● What needs to be done
All material below is to be reproduced exactly.

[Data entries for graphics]
____________________

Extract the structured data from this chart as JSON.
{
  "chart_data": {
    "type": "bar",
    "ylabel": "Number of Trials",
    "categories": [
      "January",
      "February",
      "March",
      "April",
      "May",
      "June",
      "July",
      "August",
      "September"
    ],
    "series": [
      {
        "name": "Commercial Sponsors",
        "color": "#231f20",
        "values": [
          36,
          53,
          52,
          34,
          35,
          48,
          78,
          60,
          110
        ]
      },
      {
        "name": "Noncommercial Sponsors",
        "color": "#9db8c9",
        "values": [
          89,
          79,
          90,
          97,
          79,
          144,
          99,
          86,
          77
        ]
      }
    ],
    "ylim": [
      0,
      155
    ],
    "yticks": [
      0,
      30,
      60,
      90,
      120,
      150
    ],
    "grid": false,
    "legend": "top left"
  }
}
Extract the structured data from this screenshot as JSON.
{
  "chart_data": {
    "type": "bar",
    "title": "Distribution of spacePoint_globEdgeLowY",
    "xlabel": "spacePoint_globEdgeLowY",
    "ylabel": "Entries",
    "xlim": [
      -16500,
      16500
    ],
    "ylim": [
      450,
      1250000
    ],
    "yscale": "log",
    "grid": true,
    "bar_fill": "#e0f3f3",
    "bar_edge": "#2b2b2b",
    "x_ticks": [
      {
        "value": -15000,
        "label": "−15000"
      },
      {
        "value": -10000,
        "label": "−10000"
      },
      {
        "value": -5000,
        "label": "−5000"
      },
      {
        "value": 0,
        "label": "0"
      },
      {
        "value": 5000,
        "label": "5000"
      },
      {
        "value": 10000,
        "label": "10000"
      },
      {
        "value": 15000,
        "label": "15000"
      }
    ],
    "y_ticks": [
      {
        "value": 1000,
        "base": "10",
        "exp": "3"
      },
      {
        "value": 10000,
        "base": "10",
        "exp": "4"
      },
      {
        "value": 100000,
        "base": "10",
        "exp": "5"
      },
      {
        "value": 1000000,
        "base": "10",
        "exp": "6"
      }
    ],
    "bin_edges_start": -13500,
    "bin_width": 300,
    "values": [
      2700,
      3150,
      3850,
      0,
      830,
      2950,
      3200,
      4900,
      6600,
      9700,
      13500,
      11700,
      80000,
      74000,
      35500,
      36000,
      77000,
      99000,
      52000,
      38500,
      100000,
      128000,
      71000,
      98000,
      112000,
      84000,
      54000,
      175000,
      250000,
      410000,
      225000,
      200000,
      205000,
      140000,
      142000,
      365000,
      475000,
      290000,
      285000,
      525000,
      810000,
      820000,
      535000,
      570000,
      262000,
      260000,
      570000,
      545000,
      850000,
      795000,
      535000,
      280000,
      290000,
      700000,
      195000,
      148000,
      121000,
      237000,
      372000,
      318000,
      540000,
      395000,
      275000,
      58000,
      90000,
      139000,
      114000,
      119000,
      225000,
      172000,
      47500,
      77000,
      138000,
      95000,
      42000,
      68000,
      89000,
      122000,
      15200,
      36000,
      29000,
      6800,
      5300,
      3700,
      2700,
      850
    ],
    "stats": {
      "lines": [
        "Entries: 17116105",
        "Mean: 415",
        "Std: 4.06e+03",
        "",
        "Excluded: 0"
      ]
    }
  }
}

____________________

● The completed task
Extract the structured data from this chart as JSON.
{
  "chart_data": {
    "type": "bar",
    "ylabel": "Number of Trials",
    "categories": [
      "January",
      "February",
      "March",
      "April",
      "May",
      "June",
      "July",
      "August",
      "September"
    ],
    "series": [
      {
        "name": "Commercial Sponsors",
        "color": "#231f20",
        "values": [
          36,
          53,
          52,
          34,
          35,
          48,
          78,
          60,
          110
        ]
      },
      {
        "name": "Noncommercial Sponsors",
        "color": "#9db8c9",
        "values": [
          89,
          79,
          90,
          97,
          79,
          144,
          99,
          86,
          77
        ]
      }
    ],
    "ylim": [
      0,
      155
    ],
    "yticks": [
      0,
      30,
      60,
      90,
      120,
      150
    ],
    "grid": false,
    "legend": "top left"
  }
}
Extract the structured data from this screenshot as JSON.
{
  "chart_data": {
    "type": "bar",
    "title": "Distribution of spacePoint_globEdgeLowY",
    "xlabel": "spacePoint_globEdgeLowY",
    "ylabel": "Entries",
    "xlim": [
      -16500,
      16500
    ],
    "ylim": [
      450,
      1250000
    ],
    "yscale": "log",
    "grid": true,
    "bar_fill": "#e0f3f3",
    "bar_edge": "#2b2b2b",
    "x_ticks": [
      {
        "value": -15000,
        "label": "−15000"
      },
      {
        "value": -10000,
        "label": "−10000"
      },
      {
        "value": -5000,
        "label": "−5000"
      },
      {
        "value": 0,
        "label": "0"
      },
      {
        "value": 5000,
        "label": "5000"
      },
      {
        "value": 10000,
        "label": "10000"
      },
      {
        "value": 15000,
        "label": "15000"
      }
    ],
    "y_ticks": [
      {
        "value": 1000,
        "base": "10",
        "exp": "3"
      },
      {
        "value": 10000,
        "base": "10",
        "exp": "4"
      },
      {
        "value": 100000,
        "base": "10",
        "exp": "5"
      },
      {
        "value": 1000000,
        "base": "10",
        "exp": "6"
      }
    ],
    "bin_edges_start": -13500,
    "bin_width": 300,
    "values": [
      2700,
      3150,
      3850,
      0,
      830,
      2950,
      3200,
      4900,
      6600,
      9700,
      13500,
      11700,
      80000,
      74000,
      35500,
      36000,
      77000,
      99000,
      52000,
      38500,
      100000,
      128000,
      71000,
      98000,
      112000,
      84000,
      54000,
      175000,
      250000,
      410000,
      225000,
      200000,
      205000,
      140000,
      142000,
      365000,
      475000,
      290000,
      285000,
      525000,
      810000,
      820000,
      535000,
      570000,
      262000,
      260000,
      570000,
      545000,
      850000,
      795000,
      535000,
      280000,
      290000,
      700000,
      195000,
      148000,
      121000,
      237000,
      372000,
      318000,
      540000,
      395000,
      275000,
      58000,
      90000,
      139000,
      114000,
      119000,
      225000,
      172000,
      47500,
      77000,
      138000,
      95000,
      42000,
      68000,
      89000,
      122000,
      15200,
      36000,
      29000,
      6800,
      5300,
      3700,
      2700,
      850
    ],
    "stats": {
      "lines": [
        "Entries: 17116105",
        "Mean: 415",
        "Std: 4.06e+03",
        "",
        "Excluded: 0"
      ]
    }
  }
}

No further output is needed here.